ISTRUZIONI:
Riproduci per intero la lettera pastorale sui discepoli di Emmaus, identica in ogni parola e segno.

DOCUMENTO:
⟨

Come i viandandi di Emmaus: in cammino per incontrare il Signore

Nella festa liturgica di San Luca evangelista, il vescovo Ruzza propone la lettera di inizio anno pastorale ispirata ai discepoli di Emmaus

 

Carissime sorelle e carissimi fratelli in Cristo,

riprendendo il nostro cammino all’inizio di questo anno pastorale, siamo chiamati a contemplare l’icona dei due viandanti di Emmaus che camminano con ansia e dolore (Lc 24, 13-35). Siamo dinanzi ad una pagina famosissima, che tutti conoscono. Possiamo rileggerla ancora e vi invito ad interpretarla alla luce del cammino sinodale che ci chiede di operare un discernimento spirituale in base a ciò che è emerso dall’ascolto sinodale.

⟩

DATI FORNITI:
⟨

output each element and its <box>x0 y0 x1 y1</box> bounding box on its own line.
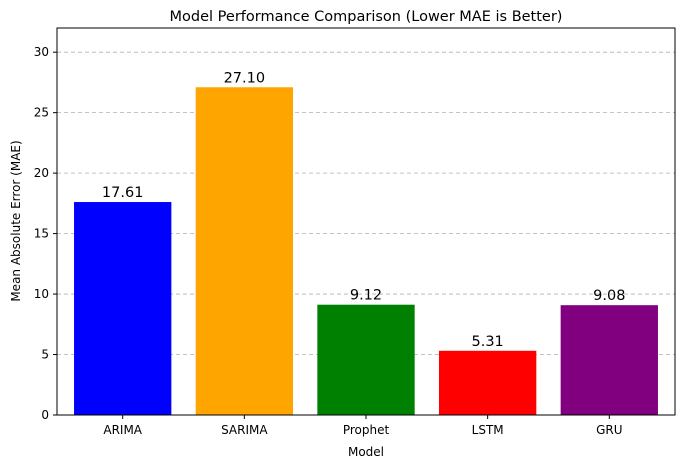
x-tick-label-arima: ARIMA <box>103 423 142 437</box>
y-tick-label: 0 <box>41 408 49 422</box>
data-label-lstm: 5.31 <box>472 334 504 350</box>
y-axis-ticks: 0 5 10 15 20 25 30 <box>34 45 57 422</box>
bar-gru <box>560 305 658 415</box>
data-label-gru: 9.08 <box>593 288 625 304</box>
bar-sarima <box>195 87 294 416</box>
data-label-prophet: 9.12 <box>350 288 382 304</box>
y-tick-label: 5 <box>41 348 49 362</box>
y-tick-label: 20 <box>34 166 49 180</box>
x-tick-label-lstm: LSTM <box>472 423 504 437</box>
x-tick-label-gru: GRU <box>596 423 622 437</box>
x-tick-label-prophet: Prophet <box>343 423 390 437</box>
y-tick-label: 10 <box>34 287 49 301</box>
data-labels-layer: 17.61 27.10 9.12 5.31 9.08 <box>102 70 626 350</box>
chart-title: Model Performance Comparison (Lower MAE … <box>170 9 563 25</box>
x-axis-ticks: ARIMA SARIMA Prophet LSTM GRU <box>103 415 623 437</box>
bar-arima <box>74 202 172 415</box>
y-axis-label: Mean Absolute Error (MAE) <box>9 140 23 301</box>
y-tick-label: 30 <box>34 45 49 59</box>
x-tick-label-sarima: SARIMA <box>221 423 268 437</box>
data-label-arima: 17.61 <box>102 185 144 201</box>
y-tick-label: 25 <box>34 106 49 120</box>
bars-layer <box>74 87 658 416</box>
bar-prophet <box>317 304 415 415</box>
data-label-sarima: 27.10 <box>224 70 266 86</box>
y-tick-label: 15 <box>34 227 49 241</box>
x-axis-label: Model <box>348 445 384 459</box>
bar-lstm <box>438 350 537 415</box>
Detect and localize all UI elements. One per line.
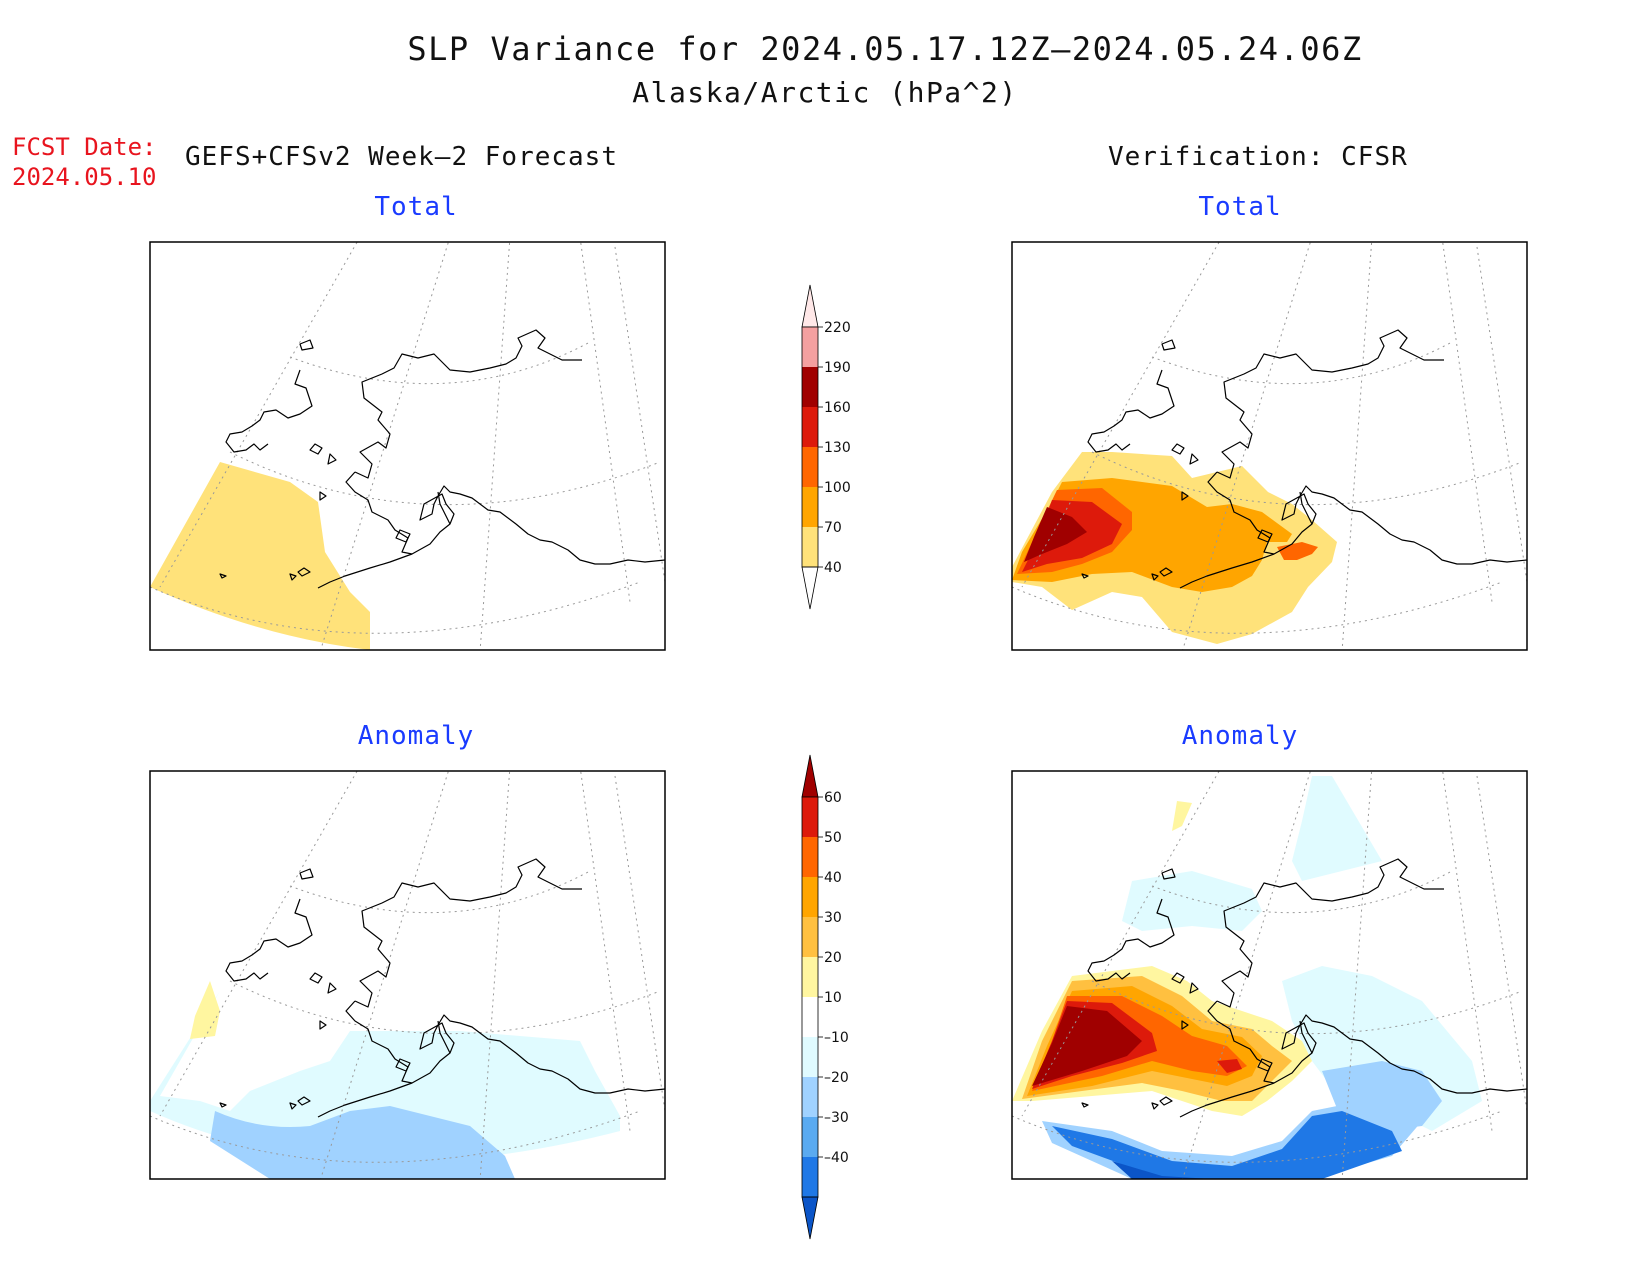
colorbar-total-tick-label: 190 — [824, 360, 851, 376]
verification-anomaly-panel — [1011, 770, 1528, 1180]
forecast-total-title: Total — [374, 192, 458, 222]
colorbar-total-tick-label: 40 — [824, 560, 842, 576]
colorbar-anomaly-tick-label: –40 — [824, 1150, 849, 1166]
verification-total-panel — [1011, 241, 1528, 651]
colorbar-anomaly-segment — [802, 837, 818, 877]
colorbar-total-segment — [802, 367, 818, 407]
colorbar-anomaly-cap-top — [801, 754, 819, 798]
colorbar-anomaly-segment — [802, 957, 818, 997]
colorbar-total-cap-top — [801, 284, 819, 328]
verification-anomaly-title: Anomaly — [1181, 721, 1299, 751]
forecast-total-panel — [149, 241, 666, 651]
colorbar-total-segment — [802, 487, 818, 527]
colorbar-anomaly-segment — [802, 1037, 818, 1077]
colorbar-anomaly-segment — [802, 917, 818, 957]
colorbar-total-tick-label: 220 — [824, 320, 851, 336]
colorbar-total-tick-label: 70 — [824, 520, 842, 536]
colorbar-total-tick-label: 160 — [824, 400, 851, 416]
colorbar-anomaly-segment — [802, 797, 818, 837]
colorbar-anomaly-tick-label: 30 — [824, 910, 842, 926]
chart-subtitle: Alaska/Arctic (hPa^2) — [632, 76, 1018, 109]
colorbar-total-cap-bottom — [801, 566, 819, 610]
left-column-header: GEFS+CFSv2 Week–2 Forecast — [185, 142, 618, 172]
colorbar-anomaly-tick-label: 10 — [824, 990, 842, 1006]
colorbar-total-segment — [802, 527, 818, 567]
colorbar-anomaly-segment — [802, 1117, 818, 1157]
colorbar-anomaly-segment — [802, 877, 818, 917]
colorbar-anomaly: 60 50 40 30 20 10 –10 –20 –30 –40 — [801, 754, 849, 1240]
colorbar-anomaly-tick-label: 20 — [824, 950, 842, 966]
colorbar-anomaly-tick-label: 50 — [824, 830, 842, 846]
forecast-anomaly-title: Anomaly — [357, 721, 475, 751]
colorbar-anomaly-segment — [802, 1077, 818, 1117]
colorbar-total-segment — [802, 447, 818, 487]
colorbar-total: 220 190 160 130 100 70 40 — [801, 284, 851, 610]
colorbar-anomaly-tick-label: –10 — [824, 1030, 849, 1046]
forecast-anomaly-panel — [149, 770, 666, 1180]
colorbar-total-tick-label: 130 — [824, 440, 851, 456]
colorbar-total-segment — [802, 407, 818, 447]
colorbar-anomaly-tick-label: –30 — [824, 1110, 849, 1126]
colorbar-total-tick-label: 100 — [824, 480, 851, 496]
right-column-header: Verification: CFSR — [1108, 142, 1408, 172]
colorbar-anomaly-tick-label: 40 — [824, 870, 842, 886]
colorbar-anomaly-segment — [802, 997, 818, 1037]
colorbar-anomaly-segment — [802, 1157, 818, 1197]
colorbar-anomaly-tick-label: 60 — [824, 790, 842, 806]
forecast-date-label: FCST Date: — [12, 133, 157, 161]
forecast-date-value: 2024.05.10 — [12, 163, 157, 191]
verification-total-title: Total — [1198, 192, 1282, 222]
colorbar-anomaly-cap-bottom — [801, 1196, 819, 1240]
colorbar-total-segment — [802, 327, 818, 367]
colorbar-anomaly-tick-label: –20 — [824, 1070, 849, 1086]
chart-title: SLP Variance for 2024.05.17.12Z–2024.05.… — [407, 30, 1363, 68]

⟩

RISULTATO:
Come i viandandi di Emmaus: in cammino per incontrare il Signore

Nella festa liturgica di San Luca evangelista, il vescovo Ruzza propone la lettera di inizio anno pastorale ispirata ai discepoli di Emmaus

 

Carissime sorelle e carissimi fratelli in Cristo,

riprendendo il nostro cammino all’inizio di questo anno pastorale, siamo chiamati a contemplare l’icona dei due viandanti di Emmaus che camminano con ansia e dolore (Lc 24, 13-35). Siamo dinanzi ad una pagina famosissima, che tutti conoscono. Possiamo rileggerla ancora e vi invito ad interpretarla alla luce del cammino sinodale che ci chiede di operare un discernimento spirituale in base a ciò che è emerso dall’ascolto sinodale.